An exact copy of all the data is required, with pictures left out.

Data items:
┌──

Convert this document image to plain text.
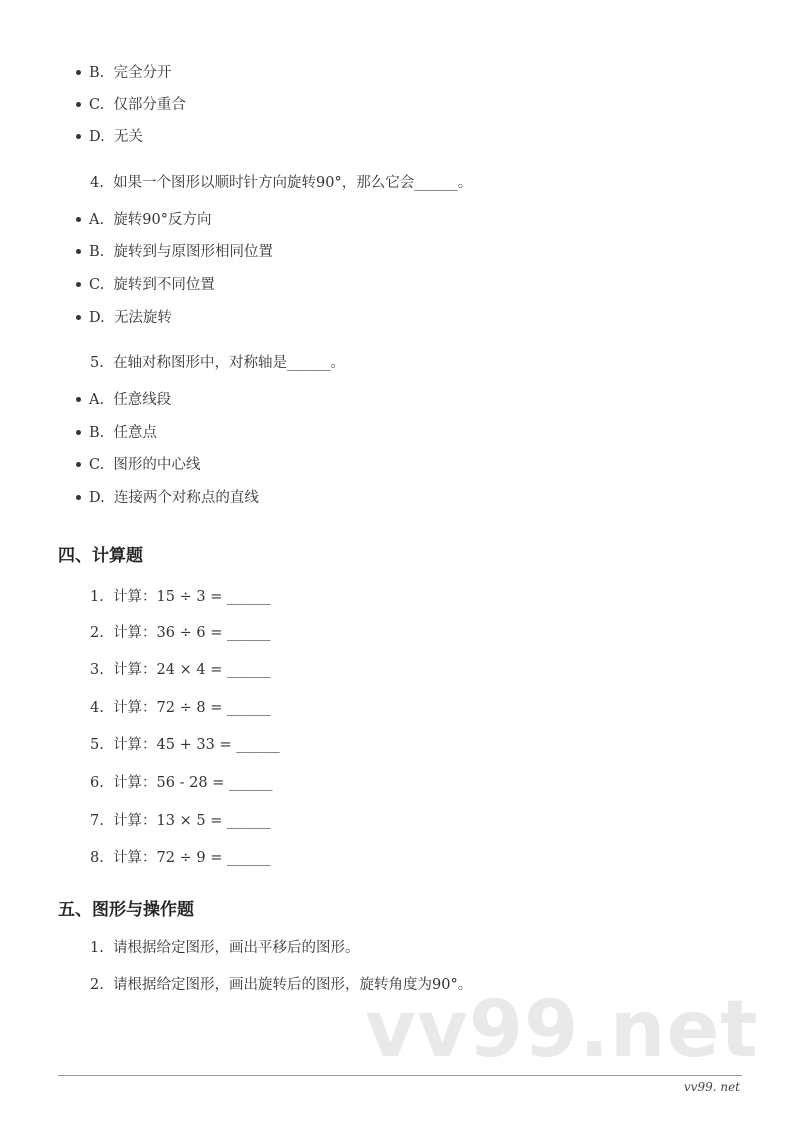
B. 完全分开
C. 仅部分重合
D. 无关
4. 如果一个图形以顺时针方向旋转90°，那么它会______。
A. 旋转90°反方向
B. 旋转到与原图形相同位置
C. 旋转到不同位置
D. 无法旋转
5. 在轴对称图形中，对称轴是______。
A. 任意线段
B. 任意点
C. 图形的中心线
D. 连接两个对称点的直线
四、计算题
1. 计算：15 ÷ 3 = ______
2. 计算：36 ÷ 6 = ______
3. 计算：24 × 4 = ______
4. 计算：72 ÷ 8 = ______
5. 计算：45 + 33 = ______
6. 计算：56 - 28 = ______
7. 计算：13 × 5 = ______
8. 计算：72 ÷ 9 = ______
五、图形与操作题
1. 请根据给定图形，画出平移后的图形。
2. 请根据给定图形，画出旋转后的图形，旋转角度为90°。
vv99.net
vv99. net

└──

• _The solution_
Convert this document image to plain text.
B. 完全分开
C. 仅部分重合
D. 无关
4. 如果一个图形以顺时针方向旋转90°，那么它会______。
A. 旋转90°反方向
B. 旋转到与原图形相同位置
C. 旋转到不同位置
D. 无法旋转
5. 在轴对称图形中，对称轴是______。
A. 任意线段
B. 任意点
C. 图形的中心线
D. 连接两个对称点的直线
四、计算题
1. 计算：15 ÷ 3 = ______
2. 计算：36 ÷ 6 = ______
3. 计算：24 × 4 = ______
4. 计算：72 ÷ 8 = ______
5. 计算：45 + 33 = ______
6. 计算：56 - 28 = ______
7. 计算：13 × 5 = ______
8. 计算：72 ÷ 9 = ______
五、图形与操作题
1. 请根据给定图形，画出平移后的图形。
2. 请根据给定图形，画出旋转后的图形，旋转角度为90°。
vv99.net
vv99. net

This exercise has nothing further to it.